- _Given records_

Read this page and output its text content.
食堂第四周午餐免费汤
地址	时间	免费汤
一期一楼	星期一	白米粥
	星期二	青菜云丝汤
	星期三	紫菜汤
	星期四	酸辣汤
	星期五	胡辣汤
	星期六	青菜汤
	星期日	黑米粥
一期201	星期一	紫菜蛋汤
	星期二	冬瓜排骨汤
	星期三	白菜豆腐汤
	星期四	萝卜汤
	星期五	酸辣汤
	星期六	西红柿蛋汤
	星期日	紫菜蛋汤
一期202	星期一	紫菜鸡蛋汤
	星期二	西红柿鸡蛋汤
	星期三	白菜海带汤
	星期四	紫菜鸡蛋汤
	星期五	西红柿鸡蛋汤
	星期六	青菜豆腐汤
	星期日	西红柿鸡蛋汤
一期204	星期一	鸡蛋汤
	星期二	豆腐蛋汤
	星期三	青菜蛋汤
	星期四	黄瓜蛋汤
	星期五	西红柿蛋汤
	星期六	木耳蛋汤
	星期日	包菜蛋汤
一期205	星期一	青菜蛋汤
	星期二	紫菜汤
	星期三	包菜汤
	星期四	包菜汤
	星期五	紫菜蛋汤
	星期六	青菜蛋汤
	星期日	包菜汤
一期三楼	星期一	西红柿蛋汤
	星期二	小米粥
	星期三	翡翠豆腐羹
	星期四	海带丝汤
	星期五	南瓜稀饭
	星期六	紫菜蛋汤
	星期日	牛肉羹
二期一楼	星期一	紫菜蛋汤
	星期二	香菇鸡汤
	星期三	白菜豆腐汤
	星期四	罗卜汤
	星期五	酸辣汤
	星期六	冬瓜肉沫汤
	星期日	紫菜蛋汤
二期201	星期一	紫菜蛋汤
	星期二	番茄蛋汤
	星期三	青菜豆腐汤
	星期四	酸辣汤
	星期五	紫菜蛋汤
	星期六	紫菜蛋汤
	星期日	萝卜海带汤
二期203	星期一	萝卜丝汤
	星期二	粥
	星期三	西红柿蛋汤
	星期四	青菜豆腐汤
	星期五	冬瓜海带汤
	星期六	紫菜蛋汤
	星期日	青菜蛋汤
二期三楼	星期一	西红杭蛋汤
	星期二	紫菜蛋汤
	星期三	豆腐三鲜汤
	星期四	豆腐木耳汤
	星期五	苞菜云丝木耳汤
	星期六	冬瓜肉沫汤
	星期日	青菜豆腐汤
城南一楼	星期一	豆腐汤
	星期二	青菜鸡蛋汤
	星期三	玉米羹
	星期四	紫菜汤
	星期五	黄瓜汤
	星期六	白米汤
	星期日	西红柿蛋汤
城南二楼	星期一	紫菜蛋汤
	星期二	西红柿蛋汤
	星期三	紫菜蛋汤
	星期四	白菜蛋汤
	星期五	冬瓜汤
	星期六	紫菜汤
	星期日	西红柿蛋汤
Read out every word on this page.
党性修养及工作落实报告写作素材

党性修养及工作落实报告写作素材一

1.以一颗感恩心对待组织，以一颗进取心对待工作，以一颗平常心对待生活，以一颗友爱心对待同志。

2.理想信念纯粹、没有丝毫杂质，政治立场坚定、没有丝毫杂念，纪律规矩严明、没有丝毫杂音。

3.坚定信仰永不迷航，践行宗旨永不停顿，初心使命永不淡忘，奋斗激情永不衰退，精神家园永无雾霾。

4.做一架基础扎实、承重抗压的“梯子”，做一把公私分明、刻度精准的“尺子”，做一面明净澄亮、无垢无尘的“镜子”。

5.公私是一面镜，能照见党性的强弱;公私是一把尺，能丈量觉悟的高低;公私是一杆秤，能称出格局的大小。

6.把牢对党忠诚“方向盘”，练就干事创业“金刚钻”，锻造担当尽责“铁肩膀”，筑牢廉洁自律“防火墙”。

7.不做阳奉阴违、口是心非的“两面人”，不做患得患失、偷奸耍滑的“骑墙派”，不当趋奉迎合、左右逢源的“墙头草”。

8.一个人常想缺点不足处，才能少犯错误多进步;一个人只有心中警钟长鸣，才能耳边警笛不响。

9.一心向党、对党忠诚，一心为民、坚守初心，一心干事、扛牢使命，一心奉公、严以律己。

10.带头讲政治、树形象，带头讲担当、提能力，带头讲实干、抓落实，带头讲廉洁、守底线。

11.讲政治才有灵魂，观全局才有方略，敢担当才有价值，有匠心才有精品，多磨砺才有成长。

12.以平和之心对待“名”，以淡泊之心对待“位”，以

- _Exercise_
Copy out every line of the data that includes the word "青菜蛋汤".

- _Task solution_
	星期三	青菜蛋汤
一期205	星期一	青菜蛋汤
	星期六	青菜蛋汤
	星期日	青菜蛋汤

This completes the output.